--- BEGIN Input for this task ---
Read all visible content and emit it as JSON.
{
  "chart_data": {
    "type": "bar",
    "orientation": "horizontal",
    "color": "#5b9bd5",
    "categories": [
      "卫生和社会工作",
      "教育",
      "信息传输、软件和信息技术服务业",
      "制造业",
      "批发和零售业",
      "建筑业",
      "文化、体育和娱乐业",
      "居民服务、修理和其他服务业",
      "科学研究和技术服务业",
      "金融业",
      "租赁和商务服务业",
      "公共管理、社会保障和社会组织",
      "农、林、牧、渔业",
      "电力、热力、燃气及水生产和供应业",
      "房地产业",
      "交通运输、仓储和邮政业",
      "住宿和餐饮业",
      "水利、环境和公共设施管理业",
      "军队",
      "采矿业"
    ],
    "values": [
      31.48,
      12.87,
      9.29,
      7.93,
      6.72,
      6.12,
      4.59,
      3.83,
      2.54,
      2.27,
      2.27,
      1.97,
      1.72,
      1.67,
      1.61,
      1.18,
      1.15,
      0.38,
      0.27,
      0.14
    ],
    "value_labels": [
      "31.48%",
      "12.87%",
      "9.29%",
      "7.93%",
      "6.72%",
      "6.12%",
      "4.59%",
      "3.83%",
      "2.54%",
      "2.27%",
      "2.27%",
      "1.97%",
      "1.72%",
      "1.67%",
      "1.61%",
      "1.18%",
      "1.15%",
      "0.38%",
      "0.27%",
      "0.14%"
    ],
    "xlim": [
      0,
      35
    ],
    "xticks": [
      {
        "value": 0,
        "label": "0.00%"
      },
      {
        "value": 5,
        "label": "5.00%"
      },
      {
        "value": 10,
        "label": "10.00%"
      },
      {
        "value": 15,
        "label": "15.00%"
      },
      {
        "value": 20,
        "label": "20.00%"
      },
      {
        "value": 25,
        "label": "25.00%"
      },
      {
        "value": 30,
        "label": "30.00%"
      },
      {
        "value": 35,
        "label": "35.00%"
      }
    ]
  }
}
--- END Input for this task ---
### Stated problem:
Print the material above once more, exactly.

### Task answer:
Read all visible content and emit it as JSON.
{
  "chart_data": {
    "type": "bar",
    "orientation": "horizontal",
    "color": "#5b9bd5",
    "categories": [
      "卫生和社会工作",
      "教育",
      "信息传输、软件和信息技术服务业",
      "制造业",
      "批发和零售业",
      "建筑业",
      "文化、体育和娱乐业",
      "居民服务、修理和其他服务业",
      "科学研究和技术服务业",
      "金融业",
      "租赁和商务服务业",
      "公共管理、社会保障和社会组织",
      "农、林、牧、渔业",
      "电力、热力、燃气及水生产和供应业",
      "房地产业",
      "交通运输、仓储和邮政业",
      "住宿和餐饮业",
      "水利、环境和公共设施管理业",
      "军队",
      "采矿业"
    ],
    "values": [
      31.48,
      12.87,
      9.29,
      7.93,
      6.72,
      6.12,
      4.59,
      3.83,
      2.54,
      2.27,
      2.27,
      1.97,
      1.72,
      1.67,
      1.61,
      1.18,
      1.15,
      0.38,
      0.27,
      0.14
    ],
    "value_labels": [
      "31.48%",
      "12.87%",
      "9.29%",
      "7.93%",
      "6.72%",
      "6.12%",
      "4.59%",
      "3.83%",
      "2.54%",
      "2.27%",
      "2.27%",
      "1.97%",
      "1.72%",
      "1.67%",
      "1.61%",
      "1.18%",
      "1.15%",
      "0.38%",
      "0.27%",
      "0.14%"
    ],
    "xlim": [
      0,
      35
    ],
    "xticks": [
      {
        "value": 0,
        "label": "0.00%"
      },
      {
        "value": 5,
        "label": "5.00%"
      },
      {
        "value": 10,
        "label": "10.00%"
      },
      {
        "value": 15,
        "label": "15.00%"
      },
      {
        "value": 20,
        "label": "20.00%"
      },
      {
        "value": 25,
        "label": "25.00%"
      },
      {
        "value": 30,
        "label": "30.00%"
      },
      {
        "value": 35,
        "label": "35.00%"
      }
    ]
  }
}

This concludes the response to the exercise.